[Records from a collection of figures]
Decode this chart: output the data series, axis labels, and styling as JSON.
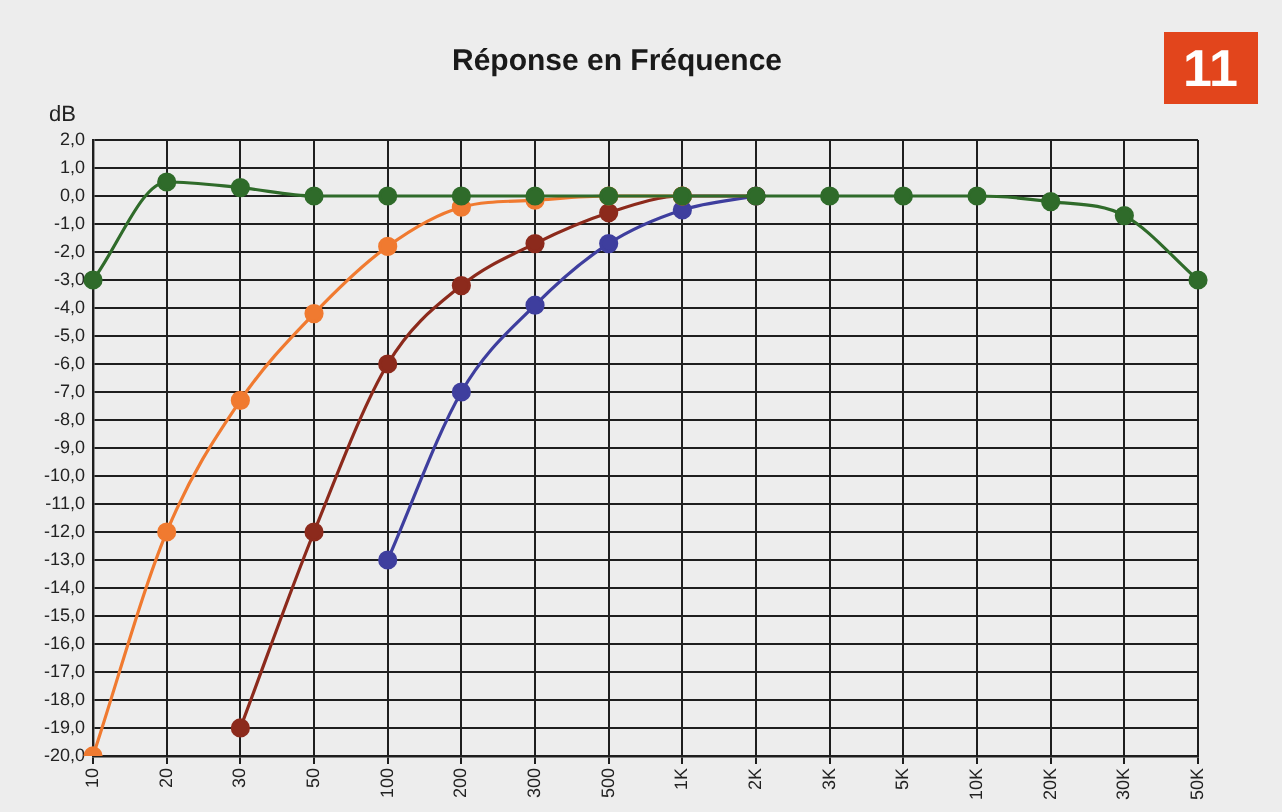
{
  "chart_data": {
    "type": "line",
    "title": "Réponse en Fréquence",
    "ylabel": "dB",
    "annotations": [
      "11"
    ],
    "categories": [
      "10",
      "20",
      "30",
      "50",
      "100",
      "200",
      "300",
      "500",
      "1K",
      "2K",
      "3K",
      "5K",
      "10K",
      "20K",
      "30K",
      "50K"
    ],
    "series": [
      {
        "color": "#2f6b2a",
        "values": [
          -3,
          0.5,
          0.3,
          0,
          0,
          0,
          0,
          0,
          0,
          0,
          0,
          0,
          0,
          -0.2,
          -0.7,
          -3
        ]
      },
      {
        "color": "#f07a30",
        "values": [
          -20,
          -12,
          -7.3,
          -4.2,
          -1.8,
          -0.4,
          -0.15,
          0,
          0,
          null,
          null,
          null,
          null,
          null,
          null,
          null
        ]
      },
      {
        "color": "#8c2a1c",
        "values": [
          null,
          null,
          -19,
          -12,
          -6,
          -3.2,
          -1.7,
          -0.6,
          0,
          0,
          null,
          null,
          null,
          null,
          null,
          null
        ]
      },
      {
        "color": "#3e3e9e",
        "values": [
          null,
          null,
          null,
          null,
          -13,
          -7,
          -3.9,
          -1.7,
          -0.5,
          0,
          null,
          null,
          null,
          null,
          null,
          null
        ]
      }
    ],
    "ylim": [
      -20,
      2
    ],
    "yticks": [
      {
        "value": 2,
        "label": "2,0"
      },
      {
        "value": 1,
        "label": "1,0"
      },
      {
        "value": 0,
        "label": "0,0"
      },
      {
        "value": -1,
        "label": "-1,0"
      },
      {
        "value": -2,
        "label": "-2,0"
      },
      {
        "value": -3,
        "label": "-3,0"
      },
      {
        "value": -4,
        "label": "-4,0"
      },
      {
        "value": -5,
        "label": "-5,0"
      },
      {
        "value": -6,
        "label": "-6,0"
      },
      {
        "value": -7,
        "label": "-7,0"
      },
      {
        "value": -8,
        "label": "-8,0"
      },
      {
        "value": -9,
        "label": "-9,0"
      },
      {
        "value": -10,
        "label": "-10,0"
      },
      {
        "value": -11,
        "label": "-11,0"
      },
      {
        "value": -12,
        "label": "-12,0"
      },
      {
        "value": -13,
        "label": "-13,0"
      },
      {
        "value": -14,
        "label": "-14,0"
      },
      {
        "value": -15,
        "label": "-15,0"
      },
      {
        "value": -16,
        "label": "-16,0"
      },
      {
        "value": -17,
        "label": "-17,0"
      },
      {
        "value": -18,
        "label": "-18,0"
      },
      {
        "value": -19,
        "label": "-19,0"
      },
      {
        "value": -20,
        "label": "-20,0"
      }
    ],
    "grid": true,
    "legend": false,
    "marker": "circle",
    "line_style": "solid"
  }
}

Short exercise
Repeat each record exactly, with the pictures left out.

Answer for the task
Decode this chart: output the data series, axis labels, and styling as JSON.
{
  "chart_data": {
    "type": "line",
    "title": "Réponse en Fréquence",
    "ylabel": "dB",
    "annotations": [
      "11"
    ],
    "categories": [
      "10",
      "20",
      "30",
      "50",
      "100",
      "200",
      "300",
      "500",
      "1K",
      "2K",
      "3K",
      "5K",
      "10K",
      "20K",
      "30K",
      "50K"
    ],
    "series": [
      {
        "color": "#2f6b2a",
        "values": [
          -3,
          0.5,
          0.3,
          0,
          0,
          0,
          0,
          0,
          0,
          0,
          0,
          0,
          0,
          -0.2,
          -0.7,
          -3
        ]
      },
      {
        "color": "#f07a30",
        "values": [
          -20,
          -12,
          -7.3,
          -4.2,
          -1.8,
          -0.4,
          -0.15,
          0,
          0,
          null,
          null,
          null,
          null,
          null,
          null,
          null
        ]
      },
      {
        "color": "#8c2a1c",
        "values": [
          null,
          null,
          -19,
          -12,
          -6,
          -3.2,
          -1.7,
          -0.6,
          0,
          0,
          null,
          null,
          null,
          null,
          null,
          null
        ]
      },
      {
        "color": "#3e3e9e",
        "values": [
          null,
          null,
          null,
          null,
          -13,
          -7,
          -3.9,
          -1.7,
          -0.5,
          0,
          null,
          null,
          null,
          null,
          null,
          null
        ]
      }
    ],
    "ylim": [
      -20,
      2
    ],
    "yticks": [
      {
        "value": 2,
        "label": "2,0"
      },
      {
        "value": 1,
        "label": "1,0"
      },
      {
        "value": 0,
        "label": "0,0"
      },
      {
        "value": -1,
        "label": "-1,0"
      },
      {
        "value": -2,
        "label": "-2,0"
      },
      {
        "value": -3,
        "label": "-3,0"
      },
      {
        "value": -4,
        "label": "-4,0"
      },
      {
        "value": -5,
        "label": "-5,0"
      },
      {
        "value": -6,
        "label": "-6,0"
      },
      {
        "value": -7,
        "label": "-7,0"
      },
      {
        "value": -8,
        "label": "-8,0"
      },
      {
        "value": -9,
        "label": "-9,0"
      },
      {
        "value": -10,
        "label": "-10,0"
      },
      {
        "value": -11,
        "label": "-11,0"
      },
      {
        "value": -12,
        "label": "-12,0"
      },
      {
        "value": -13,
        "label": "-13,0"
      },
      {
        "value": -14,
        "label": "-14,0"
      },
      {
        "value": -15,
        "label": "-15,0"
      },
      {
        "value": -16,
        "label": "-16,0"
      },
      {
        "value": -17,
        "label": "-17,0"
      },
      {
        "value": -18,
        "label": "-18,0"
      },
      {
        "value": -19,
        "label": "-19,0"
      },
      {
        "value": -20,
        "label": "-20,0"
      }
    ],
    "grid": true,
    "legend": false,
    "marker": "circle",
    "line_style": "solid"
  }
}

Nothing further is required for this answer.